Print every entry exactly as written.

:: Dataset items ::
□ □ □ □ □ □ □

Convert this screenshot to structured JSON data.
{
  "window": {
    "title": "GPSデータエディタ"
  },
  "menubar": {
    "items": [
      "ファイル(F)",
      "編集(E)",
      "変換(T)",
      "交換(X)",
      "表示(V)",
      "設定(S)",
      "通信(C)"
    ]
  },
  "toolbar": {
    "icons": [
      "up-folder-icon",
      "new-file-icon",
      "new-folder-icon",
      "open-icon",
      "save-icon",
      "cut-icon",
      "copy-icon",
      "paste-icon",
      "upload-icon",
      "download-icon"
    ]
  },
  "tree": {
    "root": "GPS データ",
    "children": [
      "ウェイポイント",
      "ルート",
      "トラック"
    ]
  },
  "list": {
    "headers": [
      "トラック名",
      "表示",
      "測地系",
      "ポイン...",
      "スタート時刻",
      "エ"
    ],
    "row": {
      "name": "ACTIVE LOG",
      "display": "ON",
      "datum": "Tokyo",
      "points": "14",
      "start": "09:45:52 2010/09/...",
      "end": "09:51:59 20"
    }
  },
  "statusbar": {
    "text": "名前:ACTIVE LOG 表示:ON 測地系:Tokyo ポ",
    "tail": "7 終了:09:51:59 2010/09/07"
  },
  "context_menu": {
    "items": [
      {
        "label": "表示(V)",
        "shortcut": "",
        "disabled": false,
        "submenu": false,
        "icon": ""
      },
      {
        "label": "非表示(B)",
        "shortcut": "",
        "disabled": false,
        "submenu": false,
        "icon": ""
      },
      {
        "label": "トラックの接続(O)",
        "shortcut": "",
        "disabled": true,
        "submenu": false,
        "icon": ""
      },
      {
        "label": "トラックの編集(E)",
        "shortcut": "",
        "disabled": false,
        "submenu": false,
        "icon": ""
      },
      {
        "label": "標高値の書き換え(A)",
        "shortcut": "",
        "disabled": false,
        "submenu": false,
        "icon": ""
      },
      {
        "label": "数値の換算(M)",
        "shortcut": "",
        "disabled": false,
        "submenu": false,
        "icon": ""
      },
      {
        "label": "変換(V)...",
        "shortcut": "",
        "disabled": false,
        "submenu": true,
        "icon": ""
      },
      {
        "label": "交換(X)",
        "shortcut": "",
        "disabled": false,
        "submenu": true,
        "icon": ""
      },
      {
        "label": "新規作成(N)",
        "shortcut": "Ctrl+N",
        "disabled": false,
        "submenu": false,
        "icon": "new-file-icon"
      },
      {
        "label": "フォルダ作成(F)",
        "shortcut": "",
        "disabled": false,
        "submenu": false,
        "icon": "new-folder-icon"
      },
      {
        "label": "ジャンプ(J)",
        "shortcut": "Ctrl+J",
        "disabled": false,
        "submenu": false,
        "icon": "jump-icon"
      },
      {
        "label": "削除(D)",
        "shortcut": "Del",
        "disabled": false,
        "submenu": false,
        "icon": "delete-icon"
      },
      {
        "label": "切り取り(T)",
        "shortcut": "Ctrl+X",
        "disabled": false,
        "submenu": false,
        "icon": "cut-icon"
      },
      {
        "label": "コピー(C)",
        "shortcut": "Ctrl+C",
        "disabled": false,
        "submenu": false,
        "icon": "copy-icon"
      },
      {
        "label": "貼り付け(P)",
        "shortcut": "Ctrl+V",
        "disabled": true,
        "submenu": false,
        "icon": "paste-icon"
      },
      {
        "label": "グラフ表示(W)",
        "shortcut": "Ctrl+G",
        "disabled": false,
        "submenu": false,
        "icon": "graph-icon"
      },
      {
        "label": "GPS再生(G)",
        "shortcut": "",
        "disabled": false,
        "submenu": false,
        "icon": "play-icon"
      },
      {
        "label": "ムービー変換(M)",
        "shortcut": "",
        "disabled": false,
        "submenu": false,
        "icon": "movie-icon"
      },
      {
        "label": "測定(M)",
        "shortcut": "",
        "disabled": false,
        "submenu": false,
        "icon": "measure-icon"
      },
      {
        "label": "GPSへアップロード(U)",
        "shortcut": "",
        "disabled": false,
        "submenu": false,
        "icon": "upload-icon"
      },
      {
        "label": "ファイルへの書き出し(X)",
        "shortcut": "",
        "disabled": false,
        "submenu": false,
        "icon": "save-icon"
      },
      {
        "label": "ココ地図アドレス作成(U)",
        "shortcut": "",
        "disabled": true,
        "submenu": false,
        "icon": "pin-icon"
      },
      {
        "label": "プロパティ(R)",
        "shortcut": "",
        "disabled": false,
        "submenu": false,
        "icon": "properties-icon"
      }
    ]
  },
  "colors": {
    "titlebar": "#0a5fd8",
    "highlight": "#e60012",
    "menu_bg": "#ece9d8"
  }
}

□ □ □ □ □ □ □

:: Output of the task ::
Convert this screenshot to structured JSON data.
{
  "window": {
    "title": "GPSデータエディタ"
  },
  "menubar": {
    "items": [
      "ファイル(F)",
      "編集(E)",
      "変換(T)",
      "交換(X)",
      "表示(V)",
      "設定(S)",
      "通信(C)"
    ]
  },
  "toolbar": {
    "icons": [
      "up-folder-icon",
      "new-file-icon",
      "new-folder-icon",
      "open-icon",
      "save-icon",
      "cut-icon",
      "copy-icon",
      "paste-icon",
      "upload-icon",
      "download-icon"
    ]
  },
  "tree": {
    "root": "GPS データ",
    "children": [
      "ウェイポイント",
      "ルート",
      "トラック"
    ]
  },
  "list": {
    "headers": [
      "トラック名",
      "表示",
      "測地系",
      "ポイン...",
      "スタート時刻",
      "エ"
    ],
    "row": {
      "name": "ACTIVE LOG",
      "display": "ON",
      "datum": "Tokyo",
      "points": "14",
      "start": "09:45:52 2010/09/...",
      "end": "09:51:59 20"
    }
  },
  "statusbar": {
    "text": "名前:ACTIVE LOG 表示:ON 測地系:Tokyo ポ",
    "tail": "7 終了:09:51:59 2010/09/07"
  },
  "context_menu": {
    "items": [
      {
        "label": "表示(V)",
        "shortcut": "",
        "disabled": false,
        "submenu": false,
        "icon": ""
      },
      {
        "label": "非表示(B)",
        "shortcut": "",
        "disabled": false,
        "submenu": false,
        "icon": ""
      },
      {
        "label": "トラックの接続(O)",
        "shortcut": "",
        "disabled": true,
        "submenu": false,
        "icon": ""
      },
      {
        "label": "トラックの編集(E)",
        "shortcut": "",
        "disabled": false,
        "submenu": false,
        "icon": ""
      },
      {
        "label": "標高値の書き換え(A)",
        "shortcut": "",
        "disabled": false,
        "submenu": false,
        "icon": ""
      },
      {
        "label": "数値の換算(M)",
        "shortcut": "",
        "disabled": false,
        "submenu": false,
        "icon": ""
      },
      {
        "label": "変換(V)...",
        "shortcut": "",
        "disabled": false,
        "submenu": true,
        "icon": ""
      },
      {
        "label": "交換(X)",
        "shortcut": "",
        "disabled": false,
        "submenu": true,
        "icon": ""
      },
      {
        "label": "新規作成(N)",
        "shortcut": "Ctrl+N",
        "disabled": false,
        "submenu": false,
        "icon": "new-file-icon"
      },
      {
        "label": "フォルダ作成(F)",
        "shortcut": "",
        "disabled": false,
        "submenu": false,
        "icon": "new-folder-icon"
      },
      {
        "label": "ジャンプ(J)",
        "shortcut": "Ctrl+J",
        "disabled": false,
        "submenu": false,
        "icon": "jump-icon"
      },
      {
        "label": "削除(D)",
        "shortcut": "Del",
        "disabled": false,
        "submenu": false,
        "icon": "delete-icon"
      },
      {
        "label": "切り取り(T)",
        "shortcut": "Ctrl+X",
        "disabled": false,
        "submenu": false,
        "icon": "cut-icon"
      },
      {
        "label": "コピー(C)",
        "shortcut": "Ctrl+C",
        "disabled": false,
        "submenu": false,
        "icon": "copy-icon"
      },
      {
        "label": "貼り付け(P)",
        "shortcut": "Ctrl+V",
        "disabled": true,
        "submenu": false,
        "icon": "paste-icon"
      },
      {
        "label": "グラフ表示(W)",
        "shortcut": "Ctrl+G",
        "disabled": false,
        "submenu": false,
        "icon": "graph-icon"
      },
      {
        "label": "GPS再生(G)",
        "shortcut": "",
        "disabled": false,
        "submenu": false,
        "icon": "play-icon"
      },
      {
        "label": "ムービー変換(M)",
        "shortcut": "",
        "disabled": false,
        "submenu": false,
        "icon": "movie-icon"
      },
      {
        "label": "測定(M)",
        "shortcut": "",
        "disabled": false,
        "submenu": false,
        "icon": "measure-icon"
      },
      {
        "label": "GPSへアップロード(U)",
        "shortcut": "",
        "disabled": false,
        "submenu": false,
        "icon": "upload-icon"
      },
      {
        "label": "ファイルへの書き出し(X)",
        "shortcut": "",
        "disabled": false,
        "submenu": false,
        "icon": "save-icon"
      },
      {
        "label": "ココ地図アドレス作成(U)",
        "shortcut": "",
        "disabled": true,
        "submenu": false,
        "icon": "pin-icon"
      },
      {
        "label": "プロパティ(R)",
        "shortcut": "",
        "disabled": false,
        "submenu": false,
        "icon": "properties-icon"
      }
    ]
  },
  "colors": {
    "titlebar": "#0a5fd8",
    "highlight": "#e60012",
    "menu_bg": "#ece9d8"
  }
}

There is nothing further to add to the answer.